[Dataset rows]
___

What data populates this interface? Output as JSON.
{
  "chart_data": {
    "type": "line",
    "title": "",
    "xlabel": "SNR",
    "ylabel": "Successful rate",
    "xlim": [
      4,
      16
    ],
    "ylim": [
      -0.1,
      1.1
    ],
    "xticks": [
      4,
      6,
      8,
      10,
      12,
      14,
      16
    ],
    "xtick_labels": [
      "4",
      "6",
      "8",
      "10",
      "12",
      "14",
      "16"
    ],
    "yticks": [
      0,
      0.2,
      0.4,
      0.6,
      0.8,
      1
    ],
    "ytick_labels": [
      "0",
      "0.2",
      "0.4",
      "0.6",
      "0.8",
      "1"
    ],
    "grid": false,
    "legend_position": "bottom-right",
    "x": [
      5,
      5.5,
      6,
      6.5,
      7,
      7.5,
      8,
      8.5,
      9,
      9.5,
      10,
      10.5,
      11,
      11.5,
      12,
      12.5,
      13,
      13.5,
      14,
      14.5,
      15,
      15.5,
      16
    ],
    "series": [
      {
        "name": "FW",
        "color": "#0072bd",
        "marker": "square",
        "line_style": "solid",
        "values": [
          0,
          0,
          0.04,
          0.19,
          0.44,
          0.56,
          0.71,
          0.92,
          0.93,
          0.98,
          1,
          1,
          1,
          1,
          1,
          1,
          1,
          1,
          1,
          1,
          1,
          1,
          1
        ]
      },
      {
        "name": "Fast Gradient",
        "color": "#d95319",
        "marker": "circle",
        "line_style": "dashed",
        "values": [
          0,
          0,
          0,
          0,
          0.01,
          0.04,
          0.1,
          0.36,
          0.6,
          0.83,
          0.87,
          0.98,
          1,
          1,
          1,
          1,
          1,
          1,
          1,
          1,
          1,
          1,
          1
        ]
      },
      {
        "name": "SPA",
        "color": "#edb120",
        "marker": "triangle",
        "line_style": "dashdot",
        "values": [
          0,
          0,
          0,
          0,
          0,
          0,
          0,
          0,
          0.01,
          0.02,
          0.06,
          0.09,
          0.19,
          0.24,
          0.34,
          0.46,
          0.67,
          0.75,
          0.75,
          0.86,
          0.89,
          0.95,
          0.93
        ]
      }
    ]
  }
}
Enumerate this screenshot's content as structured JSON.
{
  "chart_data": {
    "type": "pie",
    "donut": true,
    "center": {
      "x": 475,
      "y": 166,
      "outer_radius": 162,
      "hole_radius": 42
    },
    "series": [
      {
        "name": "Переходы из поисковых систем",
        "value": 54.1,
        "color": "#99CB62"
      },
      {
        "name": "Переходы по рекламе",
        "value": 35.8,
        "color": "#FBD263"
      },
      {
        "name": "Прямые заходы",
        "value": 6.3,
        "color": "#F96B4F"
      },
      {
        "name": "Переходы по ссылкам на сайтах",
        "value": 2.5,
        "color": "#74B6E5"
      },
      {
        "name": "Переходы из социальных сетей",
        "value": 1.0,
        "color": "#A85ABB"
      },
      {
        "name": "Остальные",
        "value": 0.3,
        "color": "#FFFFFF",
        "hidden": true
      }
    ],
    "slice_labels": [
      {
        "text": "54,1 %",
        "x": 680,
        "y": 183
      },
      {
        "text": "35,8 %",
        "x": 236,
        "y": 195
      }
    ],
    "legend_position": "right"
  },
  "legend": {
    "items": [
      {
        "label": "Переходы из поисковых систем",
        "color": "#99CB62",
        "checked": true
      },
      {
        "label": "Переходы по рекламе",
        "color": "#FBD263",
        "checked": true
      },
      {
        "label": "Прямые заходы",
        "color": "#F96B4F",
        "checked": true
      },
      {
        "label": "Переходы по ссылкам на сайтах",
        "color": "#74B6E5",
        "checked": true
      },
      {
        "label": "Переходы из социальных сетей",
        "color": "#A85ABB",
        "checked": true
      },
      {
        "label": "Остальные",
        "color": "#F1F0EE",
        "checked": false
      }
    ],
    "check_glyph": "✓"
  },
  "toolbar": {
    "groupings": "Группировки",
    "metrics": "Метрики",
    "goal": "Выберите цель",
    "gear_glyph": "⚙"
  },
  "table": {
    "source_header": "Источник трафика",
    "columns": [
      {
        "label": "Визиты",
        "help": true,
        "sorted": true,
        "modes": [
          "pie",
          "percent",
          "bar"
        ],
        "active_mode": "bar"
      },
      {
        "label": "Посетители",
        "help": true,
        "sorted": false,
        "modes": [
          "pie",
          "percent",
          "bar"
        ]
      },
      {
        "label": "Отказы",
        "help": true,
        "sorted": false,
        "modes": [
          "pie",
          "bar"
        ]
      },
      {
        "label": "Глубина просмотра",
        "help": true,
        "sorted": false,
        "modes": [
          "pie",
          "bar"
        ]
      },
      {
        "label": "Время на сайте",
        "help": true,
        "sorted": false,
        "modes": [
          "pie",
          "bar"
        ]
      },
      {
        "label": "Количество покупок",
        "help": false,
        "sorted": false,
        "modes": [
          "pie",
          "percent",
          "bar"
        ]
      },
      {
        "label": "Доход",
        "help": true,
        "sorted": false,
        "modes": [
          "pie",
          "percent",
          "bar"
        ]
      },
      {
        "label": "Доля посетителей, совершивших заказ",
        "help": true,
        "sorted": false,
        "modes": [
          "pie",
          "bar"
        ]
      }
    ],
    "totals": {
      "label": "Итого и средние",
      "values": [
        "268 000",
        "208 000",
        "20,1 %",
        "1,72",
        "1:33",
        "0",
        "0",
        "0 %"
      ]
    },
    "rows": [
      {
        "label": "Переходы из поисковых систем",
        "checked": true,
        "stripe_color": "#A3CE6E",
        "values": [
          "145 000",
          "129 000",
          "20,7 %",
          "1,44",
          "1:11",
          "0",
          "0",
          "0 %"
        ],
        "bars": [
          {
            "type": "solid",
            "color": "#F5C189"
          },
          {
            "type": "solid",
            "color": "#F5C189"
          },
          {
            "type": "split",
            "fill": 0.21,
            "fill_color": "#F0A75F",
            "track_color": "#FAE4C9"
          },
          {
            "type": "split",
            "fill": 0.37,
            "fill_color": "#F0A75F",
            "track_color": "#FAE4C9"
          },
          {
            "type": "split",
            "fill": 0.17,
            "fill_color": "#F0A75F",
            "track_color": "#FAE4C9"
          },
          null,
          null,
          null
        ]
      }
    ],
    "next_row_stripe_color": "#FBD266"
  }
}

___

Problem statement:
Find every line that has "заходы" in it, then return those lines.

Response to this task:
        "name": "Прямые заходы",
        "label": "Прямые заходы",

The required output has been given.